Available data:
+--

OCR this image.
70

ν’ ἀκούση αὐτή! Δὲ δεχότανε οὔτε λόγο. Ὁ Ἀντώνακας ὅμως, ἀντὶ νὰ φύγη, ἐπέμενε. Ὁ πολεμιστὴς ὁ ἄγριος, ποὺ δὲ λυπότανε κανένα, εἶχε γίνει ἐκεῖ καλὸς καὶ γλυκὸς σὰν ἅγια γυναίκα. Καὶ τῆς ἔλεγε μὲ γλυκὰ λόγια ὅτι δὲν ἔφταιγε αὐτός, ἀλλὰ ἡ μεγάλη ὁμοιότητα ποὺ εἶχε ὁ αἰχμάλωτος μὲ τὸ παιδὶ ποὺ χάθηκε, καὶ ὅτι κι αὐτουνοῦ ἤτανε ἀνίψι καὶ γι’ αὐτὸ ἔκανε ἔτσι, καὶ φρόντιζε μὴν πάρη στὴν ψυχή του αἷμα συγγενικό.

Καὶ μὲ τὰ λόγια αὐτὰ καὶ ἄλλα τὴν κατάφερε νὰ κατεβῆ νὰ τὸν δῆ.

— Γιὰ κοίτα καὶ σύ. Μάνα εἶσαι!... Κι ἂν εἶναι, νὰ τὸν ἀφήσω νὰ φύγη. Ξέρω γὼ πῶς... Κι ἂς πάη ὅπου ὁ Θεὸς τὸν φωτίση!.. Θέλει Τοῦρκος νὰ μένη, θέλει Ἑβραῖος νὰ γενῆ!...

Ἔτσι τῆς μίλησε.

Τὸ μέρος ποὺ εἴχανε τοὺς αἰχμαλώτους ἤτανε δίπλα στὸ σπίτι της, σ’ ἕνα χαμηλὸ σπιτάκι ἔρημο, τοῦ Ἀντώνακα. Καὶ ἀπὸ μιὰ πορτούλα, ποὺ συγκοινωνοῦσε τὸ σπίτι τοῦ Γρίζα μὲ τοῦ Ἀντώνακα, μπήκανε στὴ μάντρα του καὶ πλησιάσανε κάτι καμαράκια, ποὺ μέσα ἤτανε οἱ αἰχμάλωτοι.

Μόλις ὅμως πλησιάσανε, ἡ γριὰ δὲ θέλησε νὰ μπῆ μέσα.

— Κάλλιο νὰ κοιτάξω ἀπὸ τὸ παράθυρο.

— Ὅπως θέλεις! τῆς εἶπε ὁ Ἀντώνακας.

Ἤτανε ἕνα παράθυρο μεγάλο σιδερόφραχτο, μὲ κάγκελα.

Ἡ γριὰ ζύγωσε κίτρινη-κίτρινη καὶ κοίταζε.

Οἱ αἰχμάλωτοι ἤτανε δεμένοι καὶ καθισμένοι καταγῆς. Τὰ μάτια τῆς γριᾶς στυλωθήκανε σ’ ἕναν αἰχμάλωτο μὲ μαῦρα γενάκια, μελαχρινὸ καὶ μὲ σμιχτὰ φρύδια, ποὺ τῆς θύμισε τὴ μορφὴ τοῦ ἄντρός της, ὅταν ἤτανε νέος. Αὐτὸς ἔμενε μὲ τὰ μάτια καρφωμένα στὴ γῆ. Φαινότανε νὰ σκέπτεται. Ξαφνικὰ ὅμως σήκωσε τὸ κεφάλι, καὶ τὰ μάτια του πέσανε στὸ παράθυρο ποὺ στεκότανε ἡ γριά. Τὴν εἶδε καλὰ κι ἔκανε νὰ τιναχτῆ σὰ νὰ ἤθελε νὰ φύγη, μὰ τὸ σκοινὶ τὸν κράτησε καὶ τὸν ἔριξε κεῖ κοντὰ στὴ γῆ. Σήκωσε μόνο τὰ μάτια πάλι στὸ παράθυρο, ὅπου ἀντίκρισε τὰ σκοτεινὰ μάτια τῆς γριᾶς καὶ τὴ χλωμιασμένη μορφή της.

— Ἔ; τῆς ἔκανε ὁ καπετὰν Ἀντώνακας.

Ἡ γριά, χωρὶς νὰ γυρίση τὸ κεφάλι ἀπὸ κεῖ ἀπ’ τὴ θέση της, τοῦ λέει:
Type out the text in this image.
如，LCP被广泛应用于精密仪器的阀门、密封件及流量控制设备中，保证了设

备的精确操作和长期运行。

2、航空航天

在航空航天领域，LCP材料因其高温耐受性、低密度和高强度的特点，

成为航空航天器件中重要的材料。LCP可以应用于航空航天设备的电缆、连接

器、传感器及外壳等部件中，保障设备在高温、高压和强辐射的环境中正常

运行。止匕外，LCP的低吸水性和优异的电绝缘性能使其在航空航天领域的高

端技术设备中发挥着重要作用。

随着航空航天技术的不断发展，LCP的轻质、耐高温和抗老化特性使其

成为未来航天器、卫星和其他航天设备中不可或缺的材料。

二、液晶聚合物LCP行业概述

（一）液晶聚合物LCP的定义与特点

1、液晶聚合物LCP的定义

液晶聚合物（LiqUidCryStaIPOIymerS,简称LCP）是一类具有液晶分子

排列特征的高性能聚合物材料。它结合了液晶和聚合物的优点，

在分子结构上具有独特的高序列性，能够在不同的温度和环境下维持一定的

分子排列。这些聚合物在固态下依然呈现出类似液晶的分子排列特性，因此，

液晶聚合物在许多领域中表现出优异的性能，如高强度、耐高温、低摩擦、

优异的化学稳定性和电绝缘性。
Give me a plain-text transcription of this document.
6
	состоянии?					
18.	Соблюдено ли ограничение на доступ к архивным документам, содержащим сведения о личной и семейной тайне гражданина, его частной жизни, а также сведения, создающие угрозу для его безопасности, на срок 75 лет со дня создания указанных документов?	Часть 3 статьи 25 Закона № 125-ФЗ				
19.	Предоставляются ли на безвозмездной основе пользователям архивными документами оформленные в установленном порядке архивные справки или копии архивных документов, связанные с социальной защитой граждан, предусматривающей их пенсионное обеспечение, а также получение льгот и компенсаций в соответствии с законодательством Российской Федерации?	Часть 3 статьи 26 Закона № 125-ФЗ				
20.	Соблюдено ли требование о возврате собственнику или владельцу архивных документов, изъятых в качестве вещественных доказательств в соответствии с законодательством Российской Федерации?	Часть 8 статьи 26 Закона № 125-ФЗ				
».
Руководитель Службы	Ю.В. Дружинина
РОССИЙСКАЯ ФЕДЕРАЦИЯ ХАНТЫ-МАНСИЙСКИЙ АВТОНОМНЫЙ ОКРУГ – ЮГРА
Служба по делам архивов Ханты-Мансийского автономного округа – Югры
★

+--

Task requirements: Transcribe word for word the lines from the one holding "Give me a plain-text" to the last line of the listing above, inclusive.

Solution for this problem:
Give me a plain-text transcription of this document.
6
	состоянии?					
18.	Соблюдено ли ограничение на доступ к архивным документам, содержащим сведения о личной и семейной тайне гражданина, его частной жизни, а также сведения, создающие угрозу для его безопасности, на срок 75 лет со дня создания указанных документов?	Часть 3 статьи 25 Закона № 125-ФЗ				
19.	Предоставляются ли на безвозмездной основе пользователям архивными документами оформленные в установленном порядке архивные справки или копии архивных документов, связанные с социальной защитой граждан, предусматривающей их пенсионное обеспечение, а также получение льгот и компенсаций в соответствии с законодательством Российской Федерации?	Часть 3 статьи 26 Закона № 125-ФЗ				
20.	Соблюдено ли требование о возврате собственнику или владельцу архивных документов, изъятых в качестве вещественных доказательств в соответствии с законодательством Российской Федерации?	Часть 8 статьи 26 Закона № 125-ФЗ				
».
Руководитель Службы	Ю.В. Дружинина
РОССИЙСКАЯ ФЕДЕРАЦИЯ ХАНТЫ-МАНСИЙСКИЙ АВТОНОМНЫЙ ОКРУГ – ЮГРА
Служба по делам архивов Ханты-Мансийского автономного округа – Югры
★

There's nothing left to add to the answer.